Extracted data entries —

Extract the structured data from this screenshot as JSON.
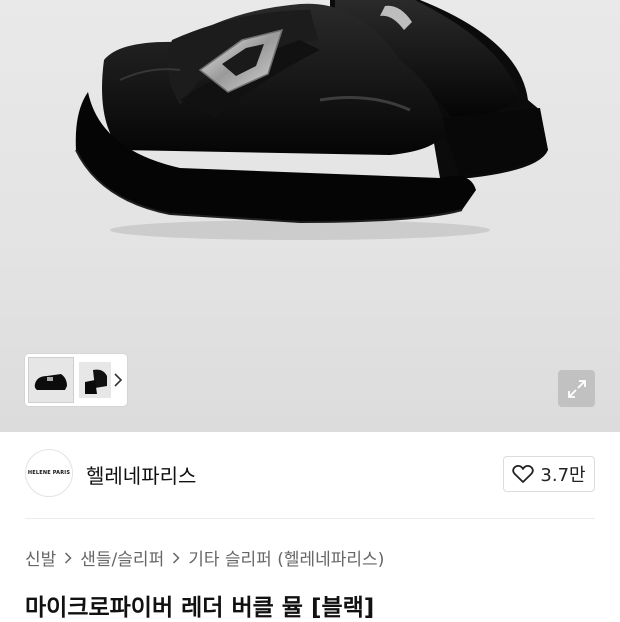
{
  "gallery": {
    "image_alt_icon": "black-leather-buckle-mule-shoes",
    "thumbnail_next_icon": "chevron-right-icon",
    "expand_icon": "expand-arrows-icon"
  },
  "brand": {
    "logo_text": "HELENE PARIS",
    "name": "헬레네파리스",
    "like_icon": "heart-outline-icon",
    "like_count": "3.7만"
  },
  "breadcrumb": {
    "items": [
      "신발",
      "샌들/슬리퍼",
      "기타 슬리퍼 (헬레네파리스)"
    ],
    "separator_icon": "chevron-right-icon"
  },
  "product": {
    "title": "마이크로파이버 레더 버클 뮬 [블랙]"
  },
  "colors": {
    "hero_bg": "#e6e6e6",
    "text_primary": "#111111",
    "text_secondary": "#666666",
    "border": "#dcdcdc"
  }
}
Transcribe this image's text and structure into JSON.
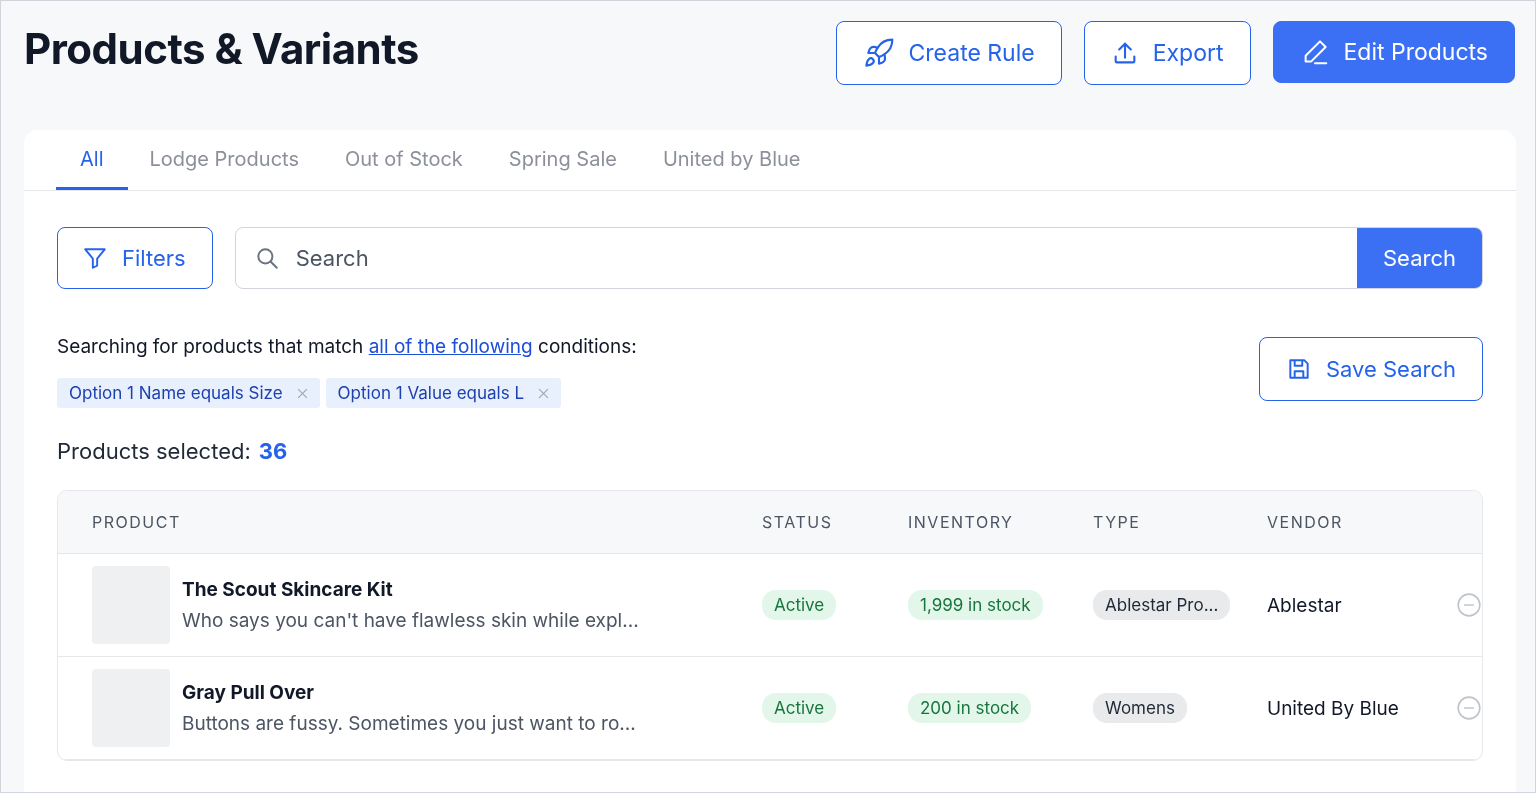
{
  "page": {
    "title": "Products & Variants"
  },
  "actions": [
    {
      "label": "Create Rule",
      "kind": "rule",
      "primary": false
    },
    {
      "label": "Export",
      "kind": "export",
      "primary": false
    },
    {
      "label": "Edit Products",
      "kind": "edit",
      "primary": true
    }
  ],
  "tabs": [
    {
      "label": "All",
      "selected": true
    },
    {
      "label": "Lodge Products",
      "selected": false
    },
    {
      "label": "Out of Stock",
      "selected": false
    },
    {
      "label": "Spring Sale",
      "selected": false
    },
    {
      "label": "United by Blue",
      "selected": false
    }
  ],
  "filters_button": "Filters",
  "search": {
    "placeholder": "Search",
    "button": "Search"
  },
  "conditions_text": {
    "before": "Searching for products that match ",
    "link": "all of the following",
    "after": " conditions:"
  },
  "conditions": [
    "Option 1 Name equals Size",
    "Option 1 Value equals L"
  ],
  "save_search": "Save Search",
  "selected_count": {
    "label": "Products selected:",
    "value": "36"
  },
  "table": {
    "columns": [
      "PRODUCT",
      "STATUS",
      "INVENTORY",
      "TYPE",
      "VENDOR"
    ],
    "rows": [
      {
        "name": "The Scout Skincare Kit",
        "description": "Who says you can't have flawless skin while expl...",
        "status": "Active",
        "inventory": "1,999 in stock",
        "type": "Ablestar Pro...",
        "vendor": "Ablestar"
      },
      {
        "name": "Gray Pull Over",
        "description": "Buttons are fussy. Sometimes you just want to ro...",
        "status": "Active",
        "inventory": "200 in stock",
        "type": "Womens",
        "vendor": "United By Blue"
      }
    ]
  }
}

What is asked — Skipping the pictures, transcribe each line above exactly as it appears.

Task output —
Extract the structured data from this screenshot as JSON.
{
  "gallery": {
    "image_alt_icon": "black-leather-buckle-mule-shoes",
    "thumbnail_next_icon": "chevron-right-icon",
    "expand_icon": "expand-arrows-icon"
  },
  "brand": {
    "logo_text": "HELENE PARIS",
    "name": "헬레네파리스",
    "like_icon": "heart-outline-icon",
    "like_count": "3.7만"
  },
  "breadcrumb": {
    "items": [
      "신발",
      "샌들/슬리퍼",
      "기타 슬리퍼 (헬레네파리스)"
    ],
    "separator_icon": "chevron-right-icon"
  },
  "product": {
    "title": "마이크로파이버 레더 버클 뮬 [블랙]"
  },
  "colors": {
    "hero_bg": "#e6e6e6",
    "text_primary": "#111111",
    "text_secondary": "#666666",
    "border": "#dcdcdc"
  }
}
Transcribe this image's text and structure into JSON.
{
  "page": {
    "title": "Products & Variants"
  },
  "actions": [
    {
      "label": "Create Rule",
      "kind": "rule",
      "primary": false
    },
    {
      "label": "Export",
      "kind": "export",
      "primary": false
    },
    {
      "label": "Edit Products",
      "kind": "edit",
      "primary": true
    }
  ],
  "tabs": [
    {
      "label": "All",
      "selected": true
    },
    {
      "label": "Lodge Products",
      "selected": false
    },
    {
      "label": "Out of Stock",
      "selected": false
    },
    {
      "label": "Spring Sale",
      "selected": false
    },
    {
      "label": "United by Blue",
      "selected": false
    }
  ],
  "filters_button": "Filters",
  "search": {
    "placeholder": "Search",
    "button": "Search"
  },
  "conditions_text": {
    "before": "Searching for products that match ",
    "link": "all of the following",
    "after": " conditions:"
  },
  "conditions": [
    "Option 1 Name equals Size",
    "Option 1 Value equals L"
  ],
  "save_search": "Save Search",
  "selected_count": {
    "label": "Products selected:",
    "value": "36"
  },
  "table": {
    "columns": [
      "PRODUCT",
      "STATUS",
      "INVENTORY",
      "TYPE",
      "VENDOR"
    ],
    "rows": [
      {
        "name": "The Scout Skincare Kit",
        "description": "Who says you can't have flawless skin while expl...",
        "status": "Active",
        "inventory": "1,999 in stock",
        "type": "Ablestar Pro...",
        "vendor": "Ablestar"
      },
      {
        "name": "Gray Pull Over",
        "description": "Buttons are fussy. Sometimes you just want to ro...",
        "status": "Active",
        "inventory": "200 in stock",
        "type": "Womens",
        "vendor": "United By Blue"
      }
    ]
  }
}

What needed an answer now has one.